WHAT YOU WILL DO: Arrange every line of the material below as a JSON list of strings, with one string per line and blank lines omitted.

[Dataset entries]
■ ■ ■ ■ ■ ■ ■

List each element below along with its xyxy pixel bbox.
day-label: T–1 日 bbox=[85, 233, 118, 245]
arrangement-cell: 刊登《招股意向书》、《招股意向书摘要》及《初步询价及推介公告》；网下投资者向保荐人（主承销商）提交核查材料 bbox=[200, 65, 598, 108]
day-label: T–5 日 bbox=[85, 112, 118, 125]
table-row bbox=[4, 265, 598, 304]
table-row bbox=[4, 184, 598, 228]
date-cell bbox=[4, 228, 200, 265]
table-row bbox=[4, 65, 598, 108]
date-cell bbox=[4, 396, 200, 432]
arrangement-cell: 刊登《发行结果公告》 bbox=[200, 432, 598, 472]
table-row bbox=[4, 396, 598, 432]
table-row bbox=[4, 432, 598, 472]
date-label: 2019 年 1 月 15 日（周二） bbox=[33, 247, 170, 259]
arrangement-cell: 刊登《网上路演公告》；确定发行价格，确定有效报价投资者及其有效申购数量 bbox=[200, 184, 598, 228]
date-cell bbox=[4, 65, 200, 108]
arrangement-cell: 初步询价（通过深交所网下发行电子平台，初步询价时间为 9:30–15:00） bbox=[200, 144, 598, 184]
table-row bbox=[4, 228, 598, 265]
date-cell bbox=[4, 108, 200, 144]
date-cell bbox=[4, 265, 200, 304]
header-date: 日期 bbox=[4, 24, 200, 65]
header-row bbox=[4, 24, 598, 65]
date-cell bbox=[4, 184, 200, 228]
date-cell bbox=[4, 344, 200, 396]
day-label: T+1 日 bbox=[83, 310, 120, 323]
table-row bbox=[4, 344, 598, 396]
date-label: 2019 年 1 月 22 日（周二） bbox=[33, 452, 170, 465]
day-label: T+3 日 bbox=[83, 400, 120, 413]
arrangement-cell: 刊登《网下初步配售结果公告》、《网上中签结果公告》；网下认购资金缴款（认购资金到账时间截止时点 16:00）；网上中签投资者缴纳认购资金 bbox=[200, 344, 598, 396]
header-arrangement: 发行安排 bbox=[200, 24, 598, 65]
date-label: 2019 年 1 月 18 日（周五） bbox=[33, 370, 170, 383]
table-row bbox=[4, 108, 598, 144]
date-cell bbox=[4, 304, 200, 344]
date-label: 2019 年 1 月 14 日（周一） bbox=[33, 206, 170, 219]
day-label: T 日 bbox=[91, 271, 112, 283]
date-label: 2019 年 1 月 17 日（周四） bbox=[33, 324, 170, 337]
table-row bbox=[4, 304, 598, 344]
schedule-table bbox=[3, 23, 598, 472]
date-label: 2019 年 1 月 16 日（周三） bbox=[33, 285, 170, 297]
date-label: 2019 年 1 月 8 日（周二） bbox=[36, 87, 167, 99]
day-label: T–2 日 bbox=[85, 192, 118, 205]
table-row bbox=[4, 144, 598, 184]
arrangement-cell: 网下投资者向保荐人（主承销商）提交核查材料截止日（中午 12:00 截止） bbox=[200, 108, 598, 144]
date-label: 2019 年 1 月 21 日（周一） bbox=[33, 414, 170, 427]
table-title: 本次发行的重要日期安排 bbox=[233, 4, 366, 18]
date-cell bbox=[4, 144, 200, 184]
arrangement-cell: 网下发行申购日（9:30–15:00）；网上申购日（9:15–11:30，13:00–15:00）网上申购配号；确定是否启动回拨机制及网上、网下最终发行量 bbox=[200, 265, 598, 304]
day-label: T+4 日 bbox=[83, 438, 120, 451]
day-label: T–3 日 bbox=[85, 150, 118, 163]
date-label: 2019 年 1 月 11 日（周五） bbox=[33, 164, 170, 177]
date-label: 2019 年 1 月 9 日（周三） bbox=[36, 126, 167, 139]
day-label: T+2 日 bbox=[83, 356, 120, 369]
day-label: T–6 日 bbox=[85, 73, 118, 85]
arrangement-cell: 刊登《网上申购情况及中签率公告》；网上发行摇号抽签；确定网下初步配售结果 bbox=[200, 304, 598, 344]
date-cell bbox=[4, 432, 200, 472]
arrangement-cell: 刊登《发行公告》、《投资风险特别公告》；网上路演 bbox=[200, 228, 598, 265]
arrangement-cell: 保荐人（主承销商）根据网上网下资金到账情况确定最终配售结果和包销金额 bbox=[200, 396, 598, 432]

■ ■ ■ ■ ■ ■ ■

EXERCISE RESULT:
[
  "List each element below along with its xyxy pixel bbox.",
  "day-label: T–1 日 bbox=[85, 233, 118, 245]",
  "arrangement-cell: 刊登《招股意向书》、《招股意向书摘要》及《初步询价及推介公告》；网下投资者向保荐人（主承销商）提交核查材料 bbox=[200, 65, 598, 108]",
  "day-label: T–5 日 bbox=[85, 112, 118, 125]",
  "table-row bbox=[4, 265, 598, 304]",
  "table-row bbox=[4, 184, 598, 228]",
  "date-cell bbox=[4, 228, 200, 265]",
  "table-row bbox=[4, 65, 598, 108]",
  "date-cell bbox=[4, 396, 200, 432]",
  "arrangement-cell: 刊登《发行结果公告》 bbox=[200, 432, 598, 472]",
  "table-row bbox=[4, 396, 598, 432]",
  "table-row bbox=[4, 432, 598, 472]",
  "date-label: 2019 年 1 月 15 日（周二） bbox=[33, 247, 170, 259]",
  "arrangement-cell: 刊登《网上路演公告》；确定发行价格，确定有效报价投资者及其有效申购数量 bbox=[200, 184, 598, 228]",
  "date-cell bbox=[4, 65, 200, 108]",
  "arrangement-cell: 初步询价（通过深交所网下发行电子平台，初步询价时间为 9:30–15:00） bbox=[200, 144, 598, 184]",
  "table-row bbox=[4, 228, 598, 265]",
  "date-cell bbox=[4, 108, 200, 144]",
  "date-cell bbox=[4, 265, 200, 304]",
  "header-date: 日期 bbox=[4, 24, 200, 65]",
  "header-row bbox=[4, 24, 598, 65]",
  "date-cell bbox=[4, 184, 200, 228]",
  "date-cell bbox=[4, 344, 200, 396]",
  "day-label: T+1 日 bbox=[83, 310, 120, 323]",
  "table-row bbox=[4, 344, 598, 396]",
  "date-label: 2019 年 1 月 22 日（周二） bbox=[33, 452, 170, 465]",
  "day-label: T+3 日 bbox=[83, 400, 120, 413]",
  "arrangement-cell: 刊登《网下初步配售结果公告》、《网上中签结果公告》；网下认购资金缴款（认购资金到账时间截止时点 16:00）；网上中签投资者缴纳认购资金 bbox=[200, 344, 598, 396]",
  "header-arrangement: 发行安排 bbox=[200, 24, 598, 65]",
  "date-label: 2019 年 1 月 18 日（周五） bbox=[33, 370, 170, 383]",
  "table-row bbox=[4, 108, 598, 144]",
  "date-cell bbox=[4, 304, 200, 344]",
  "date-label: 2019 年 1 月 14 日（周一） bbox=[33, 206, 170, 219]",
  "day-label: T 日 bbox=[91, 271, 112, 283]",
  "date-label: 2019 年 1 月 17 日（周四） bbox=[33, 324, 170, 337]",
  "table-row bbox=[4, 304, 598, 344]",
  "schedule-table bbox=[3, 23, 598, 472]",
  "date-label: 2019 年 1 月 16 日（周三） bbox=[33, 285, 170, 297]",
  "date-label: 2019 年 1 月 8 日（周二） bbox=[36, 87, 167, 99]",
  "day-label: T–2 日 bbox=[85, 192, 118, 205]",
  "table-row bbox=[4, 144, 598, 184]",
  "arrangement-cell: 网下投资者向保荐人（主承销商）提交核查材料截止日（中午 12:00 截止） bbox=[200, 108, 598, 144]",
  "date-label: 2019 年 1 月 21 日（周一） bbox=[33, 414, 170, 427]",
  "table-title: 本次发行的重要日期安排 bbox=[233, 4, 366, 18]",
  "date-cell bbox=[4, 144, 200, 184]",
  "arrangement-cell: 网下发行申购日（9:30–15:00）；网上申购日（9:15–11:30，13:00–15:00）网上申购配号；确定是否启动回拨机制及网上、网下最终发行量 bbox=[200, 265, 598, 304]",
  "day-label: T+4 日 bbox=[83, 438, 120, 451]",
  "day-label: T–3 日 bbox=[85, 150, 118, 163]",
  "date-label: 2019 年 1 月 11 日（周五） bbox=[33, 164, 170, 177]",
  "date-label: 2019 年 1 月 9 日（周三） bbox=[36, 126, 167, 139]",
  "day-label: T+2 日 bbox=[83, 356, 120, 369]",
  "day-label: T–6 日 bbox=[85, 73, 118, 85]",
  "arrangement-cell: 刊登《网上申购情况及中签率公告》；网上发行摇号抽签；确定网下初步配售结果 bbox=[200, 304, 598, 344]",
  "date-cell bbox=[4, 432, 200, 472]",
  "arrangement-cell: 刊登《发行公告》、《投资风险特别公告》；网上路演 bbox=[200, 228, 598, 265]",
  "arrangement-cell: 保荐人（主承销商）根据网上网下资金到账情况确定最终配售结果和包销金额 bbox=[200, 396, 598, 432]"
]